YOUR TASK. Copy exactly the last part of the entries, starting from the line with "Convert this screenshot" and including the final line.

DATASET EXTRACT.
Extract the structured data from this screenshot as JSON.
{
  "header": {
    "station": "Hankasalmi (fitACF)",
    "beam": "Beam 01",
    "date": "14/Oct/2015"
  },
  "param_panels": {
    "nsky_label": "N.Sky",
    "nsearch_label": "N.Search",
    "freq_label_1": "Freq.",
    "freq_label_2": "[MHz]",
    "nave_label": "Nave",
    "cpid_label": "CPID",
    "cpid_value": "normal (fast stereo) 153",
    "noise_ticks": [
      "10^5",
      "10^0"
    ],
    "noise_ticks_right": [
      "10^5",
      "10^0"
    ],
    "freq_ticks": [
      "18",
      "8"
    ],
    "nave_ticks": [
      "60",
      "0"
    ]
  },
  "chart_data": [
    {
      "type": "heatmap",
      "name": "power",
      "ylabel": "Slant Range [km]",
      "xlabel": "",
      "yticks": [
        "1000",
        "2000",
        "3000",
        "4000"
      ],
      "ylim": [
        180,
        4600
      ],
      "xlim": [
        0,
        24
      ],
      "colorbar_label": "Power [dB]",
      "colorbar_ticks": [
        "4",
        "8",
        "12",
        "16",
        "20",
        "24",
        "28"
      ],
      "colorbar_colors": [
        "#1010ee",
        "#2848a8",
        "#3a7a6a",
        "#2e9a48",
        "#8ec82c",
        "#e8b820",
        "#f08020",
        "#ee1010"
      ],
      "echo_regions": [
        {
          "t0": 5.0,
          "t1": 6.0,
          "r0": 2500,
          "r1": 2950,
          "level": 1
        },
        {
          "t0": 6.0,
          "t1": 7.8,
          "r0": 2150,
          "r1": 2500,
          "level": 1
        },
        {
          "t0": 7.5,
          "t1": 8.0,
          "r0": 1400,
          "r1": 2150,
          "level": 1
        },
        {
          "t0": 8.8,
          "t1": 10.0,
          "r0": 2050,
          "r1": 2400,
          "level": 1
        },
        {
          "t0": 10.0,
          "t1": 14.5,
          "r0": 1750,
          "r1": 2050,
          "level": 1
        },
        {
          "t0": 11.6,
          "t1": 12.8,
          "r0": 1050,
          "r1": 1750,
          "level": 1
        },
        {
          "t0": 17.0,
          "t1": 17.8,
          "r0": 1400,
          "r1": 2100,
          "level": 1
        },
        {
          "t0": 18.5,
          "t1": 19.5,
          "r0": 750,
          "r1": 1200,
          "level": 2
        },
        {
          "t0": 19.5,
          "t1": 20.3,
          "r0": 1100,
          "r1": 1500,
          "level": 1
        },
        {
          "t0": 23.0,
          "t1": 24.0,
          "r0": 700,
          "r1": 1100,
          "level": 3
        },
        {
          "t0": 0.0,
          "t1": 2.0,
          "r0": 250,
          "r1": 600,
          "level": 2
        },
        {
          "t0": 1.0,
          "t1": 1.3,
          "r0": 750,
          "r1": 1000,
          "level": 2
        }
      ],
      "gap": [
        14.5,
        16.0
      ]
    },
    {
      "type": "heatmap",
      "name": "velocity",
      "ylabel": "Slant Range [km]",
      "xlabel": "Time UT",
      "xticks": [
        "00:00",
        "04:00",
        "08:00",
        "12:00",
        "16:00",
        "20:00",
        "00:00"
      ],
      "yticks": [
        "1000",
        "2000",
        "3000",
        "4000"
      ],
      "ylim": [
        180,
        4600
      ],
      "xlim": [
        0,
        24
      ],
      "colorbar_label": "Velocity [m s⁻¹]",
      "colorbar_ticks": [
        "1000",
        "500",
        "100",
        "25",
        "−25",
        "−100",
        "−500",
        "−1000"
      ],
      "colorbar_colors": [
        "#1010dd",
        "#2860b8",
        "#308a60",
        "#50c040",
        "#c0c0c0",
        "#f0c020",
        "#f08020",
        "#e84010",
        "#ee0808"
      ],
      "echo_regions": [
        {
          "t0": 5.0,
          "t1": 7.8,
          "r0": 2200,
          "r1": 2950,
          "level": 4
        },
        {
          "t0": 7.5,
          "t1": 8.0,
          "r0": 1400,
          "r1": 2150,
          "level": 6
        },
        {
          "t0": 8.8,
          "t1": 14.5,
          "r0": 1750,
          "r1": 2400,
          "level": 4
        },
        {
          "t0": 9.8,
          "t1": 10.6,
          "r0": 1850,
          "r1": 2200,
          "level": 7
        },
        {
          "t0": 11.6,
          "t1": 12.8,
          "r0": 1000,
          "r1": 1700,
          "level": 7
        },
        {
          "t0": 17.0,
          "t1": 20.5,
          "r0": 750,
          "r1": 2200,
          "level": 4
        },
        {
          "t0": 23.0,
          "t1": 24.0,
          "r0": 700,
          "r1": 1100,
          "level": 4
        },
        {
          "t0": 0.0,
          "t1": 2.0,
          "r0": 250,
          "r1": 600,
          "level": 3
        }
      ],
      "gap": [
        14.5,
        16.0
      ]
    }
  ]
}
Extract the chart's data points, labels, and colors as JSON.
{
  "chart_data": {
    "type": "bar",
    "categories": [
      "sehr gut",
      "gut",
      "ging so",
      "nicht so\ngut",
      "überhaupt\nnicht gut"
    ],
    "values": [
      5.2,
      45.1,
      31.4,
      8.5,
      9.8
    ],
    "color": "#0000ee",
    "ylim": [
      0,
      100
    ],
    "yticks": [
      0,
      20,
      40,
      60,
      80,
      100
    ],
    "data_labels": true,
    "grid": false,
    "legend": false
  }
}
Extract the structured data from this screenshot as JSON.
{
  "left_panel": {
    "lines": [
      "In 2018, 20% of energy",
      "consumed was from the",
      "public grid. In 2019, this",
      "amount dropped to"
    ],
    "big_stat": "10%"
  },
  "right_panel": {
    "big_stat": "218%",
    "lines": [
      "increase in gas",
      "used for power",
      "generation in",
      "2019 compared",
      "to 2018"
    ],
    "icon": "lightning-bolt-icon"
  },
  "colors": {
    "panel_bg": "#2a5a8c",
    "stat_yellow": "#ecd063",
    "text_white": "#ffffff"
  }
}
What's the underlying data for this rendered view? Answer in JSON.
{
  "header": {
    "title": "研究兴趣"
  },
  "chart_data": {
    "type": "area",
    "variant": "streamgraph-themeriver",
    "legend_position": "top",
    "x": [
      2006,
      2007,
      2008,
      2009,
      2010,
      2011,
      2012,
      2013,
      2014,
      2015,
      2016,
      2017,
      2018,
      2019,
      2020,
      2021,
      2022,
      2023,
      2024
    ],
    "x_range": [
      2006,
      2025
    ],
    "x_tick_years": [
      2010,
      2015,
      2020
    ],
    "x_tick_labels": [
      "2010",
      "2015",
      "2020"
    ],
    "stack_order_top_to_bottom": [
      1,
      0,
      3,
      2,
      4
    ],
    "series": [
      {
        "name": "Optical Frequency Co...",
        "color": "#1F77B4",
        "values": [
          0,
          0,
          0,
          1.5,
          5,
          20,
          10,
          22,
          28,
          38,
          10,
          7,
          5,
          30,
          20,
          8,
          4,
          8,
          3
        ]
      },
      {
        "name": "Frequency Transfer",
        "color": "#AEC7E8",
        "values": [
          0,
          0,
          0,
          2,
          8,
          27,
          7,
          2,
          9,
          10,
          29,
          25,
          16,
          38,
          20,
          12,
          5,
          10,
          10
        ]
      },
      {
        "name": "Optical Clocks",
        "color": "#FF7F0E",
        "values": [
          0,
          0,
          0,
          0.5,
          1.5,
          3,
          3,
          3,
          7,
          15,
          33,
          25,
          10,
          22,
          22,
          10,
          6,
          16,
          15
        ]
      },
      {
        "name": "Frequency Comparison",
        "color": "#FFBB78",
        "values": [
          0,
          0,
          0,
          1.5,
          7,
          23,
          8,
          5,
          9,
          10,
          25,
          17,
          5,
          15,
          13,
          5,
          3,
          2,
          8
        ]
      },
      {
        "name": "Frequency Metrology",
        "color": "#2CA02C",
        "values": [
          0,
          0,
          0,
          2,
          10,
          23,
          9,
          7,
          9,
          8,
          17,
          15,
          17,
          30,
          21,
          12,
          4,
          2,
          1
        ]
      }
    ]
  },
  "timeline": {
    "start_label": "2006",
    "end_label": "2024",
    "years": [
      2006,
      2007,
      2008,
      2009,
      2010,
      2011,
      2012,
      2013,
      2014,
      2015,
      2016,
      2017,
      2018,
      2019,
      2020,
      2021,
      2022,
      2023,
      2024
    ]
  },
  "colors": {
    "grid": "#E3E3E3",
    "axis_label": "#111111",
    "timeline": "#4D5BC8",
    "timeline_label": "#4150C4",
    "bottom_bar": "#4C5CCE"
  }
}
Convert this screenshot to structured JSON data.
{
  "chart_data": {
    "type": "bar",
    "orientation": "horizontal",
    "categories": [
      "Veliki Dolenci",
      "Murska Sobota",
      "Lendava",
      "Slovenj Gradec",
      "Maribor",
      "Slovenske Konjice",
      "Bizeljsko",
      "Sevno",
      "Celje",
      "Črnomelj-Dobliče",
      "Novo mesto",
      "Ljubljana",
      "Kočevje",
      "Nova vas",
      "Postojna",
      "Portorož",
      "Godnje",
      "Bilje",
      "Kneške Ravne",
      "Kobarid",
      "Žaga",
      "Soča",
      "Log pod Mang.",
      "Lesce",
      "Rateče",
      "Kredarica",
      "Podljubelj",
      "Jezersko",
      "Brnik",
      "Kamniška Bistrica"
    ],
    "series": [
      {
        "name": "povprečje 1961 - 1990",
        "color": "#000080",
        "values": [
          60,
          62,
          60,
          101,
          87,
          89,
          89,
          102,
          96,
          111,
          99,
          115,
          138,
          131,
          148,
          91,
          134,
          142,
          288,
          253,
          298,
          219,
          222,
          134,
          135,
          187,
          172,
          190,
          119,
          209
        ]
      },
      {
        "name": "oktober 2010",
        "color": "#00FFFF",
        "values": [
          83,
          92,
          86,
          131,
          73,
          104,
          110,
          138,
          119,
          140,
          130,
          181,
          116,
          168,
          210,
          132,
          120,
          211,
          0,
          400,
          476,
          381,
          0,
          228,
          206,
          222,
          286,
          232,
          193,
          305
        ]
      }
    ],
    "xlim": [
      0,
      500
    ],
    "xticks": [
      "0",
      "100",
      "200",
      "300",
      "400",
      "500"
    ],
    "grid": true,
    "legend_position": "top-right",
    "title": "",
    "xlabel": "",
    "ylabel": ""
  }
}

OUTPUT OF THE TASK.
Convert this screenshot to structured JSON data.
{
  "chart_data": {
    "type": "bar",
    "orientation": "horizontal",
    "categories": [
      "Veliki Dolenci",
      "Murska Sobota",
      "Lendava",
      "Slovenj Gradec",
      "Maribor",
      "Slovenske Konjice",
      "Bizeljsko",
      "Sevno",
      "Celje",
      "Črnomelj-Dobliče",
      "Novo mesto",
      "Ljubljana",
      "Kočevje",
      "Nova vas",
      "Postojna",
      "Portorož",
      "Godnje",
      "Bilje",
      "Kneške Ravne",
      "Kobarid",
      "Žaga",
      "Soča",
      "Log pod Mang.",
      "Lesce",
      "Rateče",
      "Kredarica",
      "Podljubelj",
      "Jezersko",
      "Brnik",
      "Kamniška Bistrica"
    ],
    "series": [
      {
        "name": "povprečje 1961 - 1990",
        "color": "#000080",
        "values": [
          60,
          62,
          60,
          101,
          87,
          89,
          89,
          102,
          96,
          111,
          99,
          115,
          138,
          131,
          148,
          91,
          134,
          142,
          288,
          253,
          298,
          219,
          222,
          134,
          135,
          187,
          172,
          190,
          119,
          209
        ]
      },
      {
        "name": "oktober 2010",
        "color": "#00FFFF",
        "values": [
          83,
          92,
          86,
          131,
          73,
          104,
          110,
          138,
          119,
          140,
          130,
          181,
          116,
          168,
          210,
          132,
          120,
          211,
          0,
          400,
          476,
          381,
          0,
          228,
          206,
          222,
          286,
          232,
          193,
          305
        ]
      }
    ],
    "xlim": [
      0,
      500
    ],
    "xticks": [
      "0",
      "100",
      "200",
      "300",
      "400",
      "500"
    ],
    "grid": true,
    "legend_position": "top-right",
    "title": "",
    "xlabel": "",
    "ylabel": ""
  }
}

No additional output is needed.